## WHAT THE EXERCISE ASKS
Lines that contain the string "placement" are to be copied; leave out all others.

## WORKING DATA
>> Start

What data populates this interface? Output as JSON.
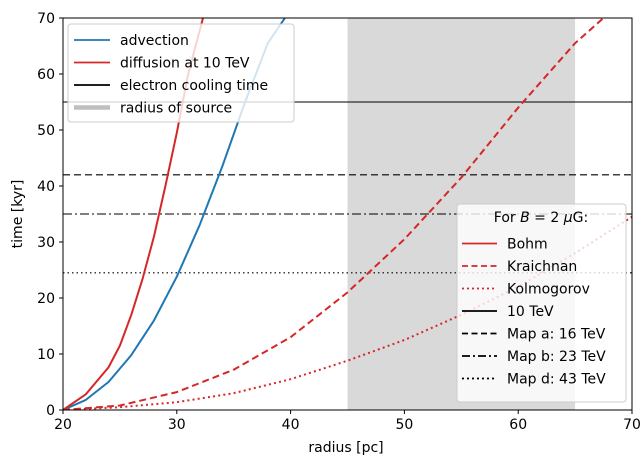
{
  "chart_data": {
    "type": "line",
    "xlabel": "radius [pc]",
    "ylabel": "time [kyr]",
    "xlim": [
      20,
      70
    ],
    "ylim": [
      0,
      70
    ],
    "xticks": [
      20,
      30,
      40,
      50,
      60,
      70
    ],
    "yticks": [
      0,
      10,
      20,
      30,
      40,
      50,
      60,
      70
    ],
    "x_tick_labels": [
      "20",
      "30",
      "40",
      "50",
      "60",
      "70"
    ],
    "y_tick_labels": [
      "0",
      "10",
      "20",
      "30",
      "40",
      "50",
      "60",
      "70"
    ],
    "grid": false,
    "shaded_region": {
      "x_range": [
        45,
        65
      ],
      "color": "#d9d9d9",
      "label": "radius of source"
    },
    "series": [
      {
        "name": "advection",
        "color": "#1f77b4",
        "linestyle": "solid",
        "x": [
          20,
          22,
          24,
          26,
          28,
          30,
          32,
          34,
          36,
          38,
          39.5
        ],
        "y": [
          0,
          1.8,
          5.0,
          9.8,
          16.0,
          23.8,
          33.0,
          43.5,
          55.0,
          65.5,
          70
        ]
      },
      {
        "name": "diffusion at 10 TeV",
        "color": "#d62728",
        "linestyle": "solid",
        "x": [
          20,
          22,
          24,
          25,
          26,
          27,
          28,
          29,
          30,
          31,
          32.3
        ],
        "y": [
          0,
          2.8,
          7.6,
          11.5,
          17.0,
          23.5,
          31.0,
          40.0,
          49.5,
          60.0,
          70
        ]
      },
      {
        "name": "Kraichnan",
        "color": "#d62728",
        "linestyle": "dashed",
        "x": [
          20,
          25,
          30,
          35,
          40,
          45,
          50,
          55,
          60,
          65,
          67.5
        ],
        "y": [
          0,
          0.8,
          3.2,
          7.2,
          13.0,
          21.0,
          30.5,
          41.5,
          54.0,
          65.5,
          70
        ]
      },
      {
        "name": "Kolmogorov",
        "color": "#d62728",
        "linestyle": "dotted",
        "x": [
          20,
          25,
          30,
          35,
          40,
          45,
          50,
          55,
          60,
          65,
          70
        ],
        "y": [
          0,
          0.5,
          1.4,
          3.0,
          5.5,
          8.8,
          12.5,
          17.0,
          22.0,
          28.0,
          34.5
        ]
      }
    ],
    "hlines": [
      {
        "name": "10 TeV",
        "y": 55,
        "linestyle": "solid",
        "color": "#000000"
      },
      {
        "name": "Map a: 16 TeV",
        "y": 42,
        "linestyle": "dashed",
        "color": "#000000"
      },
      {
        "name": "Map b: 23 TeV",
        "y": 35,
        "linestyle": "dashdot",
        "color": "#000000"
      },
      {
        "name": "Map d: 43 TeV",
        "y": 24.5,
        "linestyle": "dotted",
        "color": "#000000"
      }
    ],
    "legend_top_left": {
      "placement": "upper left",
      "entries": [
        {
          "label": "advection",
          "color": "#1f77b4",
          "linestyle": "solid"
        },
        {
          "label": "diffusion at 10 TeV",
          "color": "#d62728",
          "linestyle": "solid"
        },
        {
          "label": "electron cooling time",
          "color": "#000000",
          "linestyle": "solid"
        },
        {
          "label": "radius of source",
          "color": "#bfbfbf",
          "linestyle": "thick"
        }
      ]
    },
    "legend_bottom_right": {
      "placement": "lower right",
      "title_prefix": "For ",
      "title_var": "B",
      "title_mid": " = 2 ",
      "title_unit_greek": "μ",
      "title_unit": "G:",
      "entries": [
        {
          "label": "Bohm",
          "color": "#d62728",
          "linestyle": "solid"
        },
        {
          "label": "Kraichnan",
          "color": "#d62728",
          "linestyle": "dashed"
        },
        {
          "label": "Kolmogorov",
          "color": "#d62728",
          "linestyle": "dotted"
        },
        {
          "label": "10 TeV",
          "color": "#000000",
          "linestyle": "solid"
        },
        {
          "label": "Map a: 16 TeV",
          "color": "#000000",
          "linestyle": "dashed"
        },
        {
          "label": "Map b: 23 TeV",
          "color": "#000000",
          "linestyle": "dashdot"
        },
        {
          "label": "Map d: 43 TeV",
          "color": "#000000",
          "linestyle": "dotted"
        }
      ]
    }
  }
}
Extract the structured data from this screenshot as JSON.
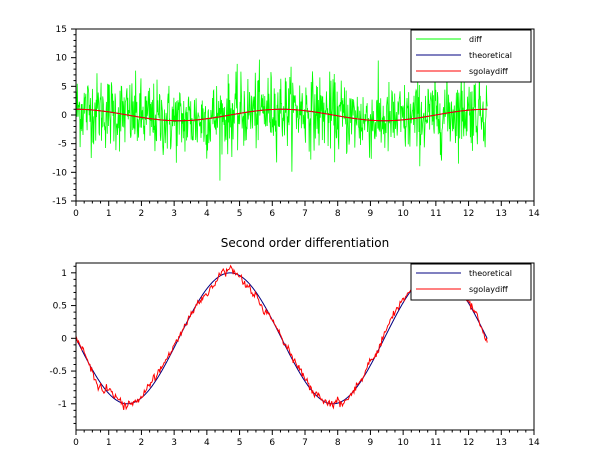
{
  "chart_data": [
    {
      "type": "line",
      "title": "",
      "xlabel": "",
      "ylabel": "",
      "xlim": [
        0,
        14
      ],
      "ylim": [
        -15,
        15
      ],
      "xticks": [
        0,
        1,
        2,
        3,
        4,
        5,
        6,
        7,
        8,
        9,
        10,
        11,
        12,
        13,
        14
      ],
      "yticks": [
        15,
        10,
        5,
        0,
        -5,
        -10,
        -15
      ],
      "grid": false,
      "legend_position": "top-right",
      "series": [
        {
          "name": "diff",
          "color": "#00ff00",
          "kind": "noise",
          "x_range": [
            0,
            12.57
          ],
          "center": "sin(x+pi/2)",
          "amplitude": 6
        },
        {
          "name": "theoretical",
          "color": "#000080",
          "kind": "function",
          "x_range": [
            0,
            12.57
          ],
          "expr": "cos(x)"
        },
        {
          "name": "sgolaydiff",
          "color": "#ff0000",
          "kind": "smoothed",
          "x_range": [
            0,
            12.57
          ],
          "expr": "cos(x)"
        }
      ]
    },
    {
      "type": "line",
      "title": "Second order differentiation",
      "xlabel": "",
      "ylabel": "",
      "xlim": [
        0,
        14
      ],
      "ylim": [
        -1.4,
        1.15
      ],
      "xticks": [
        0,
        1,
        2,
        3,
        4,
        5,
        6,
        7,
        8,
        9,
        10,
        11,
        12,
        13,
        14
      ],
      "yticks": [
        1,
        0.5,
        0,
        -0.5,
        -1
      ],
      "ytick_labels": [
        "1",
        "0.5",
        "0",
        "-0.5",
        "-1"
      ],
      "grid": false,
      "legend_position": "top-right",
      "series": [
        {
          "name": "theoretical",
          "color": "#000080",
          "kind": "function",
          "x_range": [
            0,
            12.57
          ],
          "expr": "-sin(x)"
        },
        {
          "name": "sgolaydiff",
          "color": "#ff0000",
          "kind": "noisy",
          "x_range": [
            0,
            12.57
          ],
          "expr": "-sin(x)"
        }
      ]
    }
  ]
}
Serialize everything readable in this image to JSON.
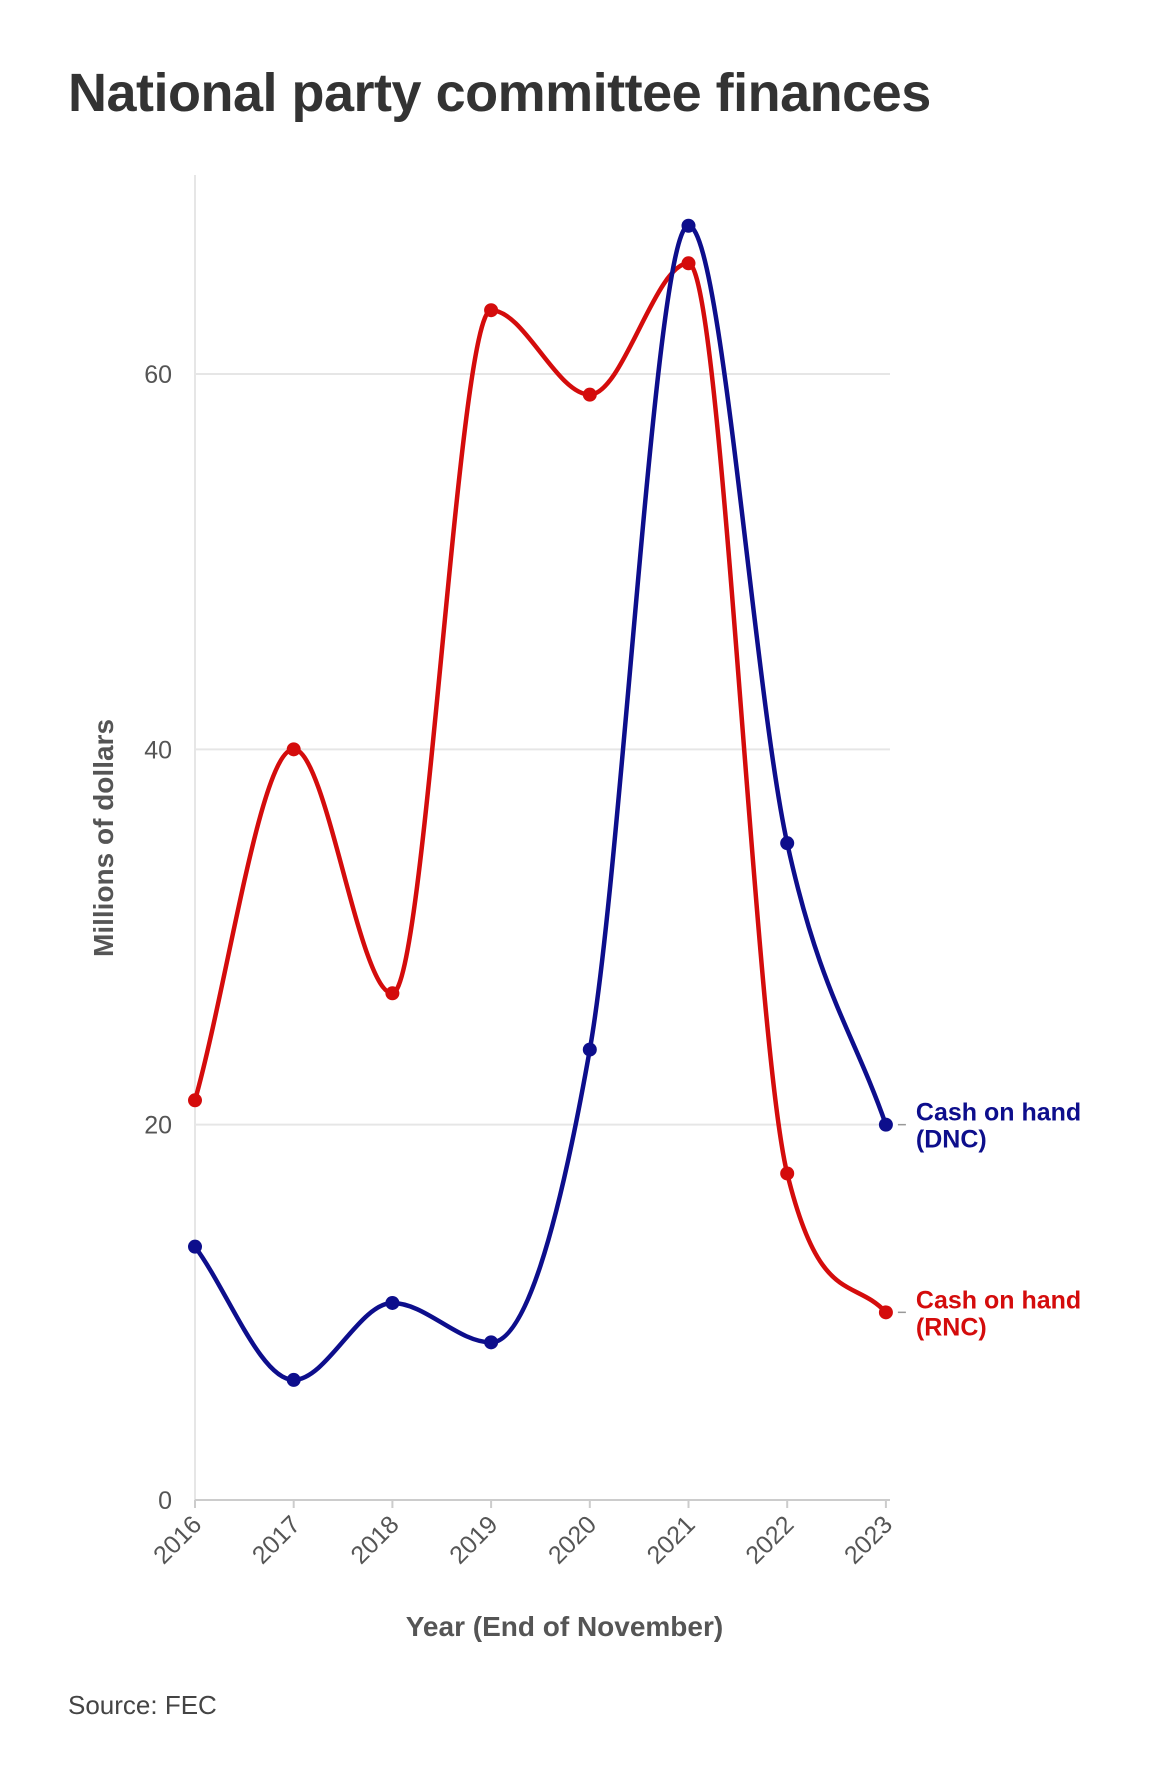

>> End

## RESPONSE FOR THIS EXERCISE
      "placement": "upper left",
      "placement": "lower right",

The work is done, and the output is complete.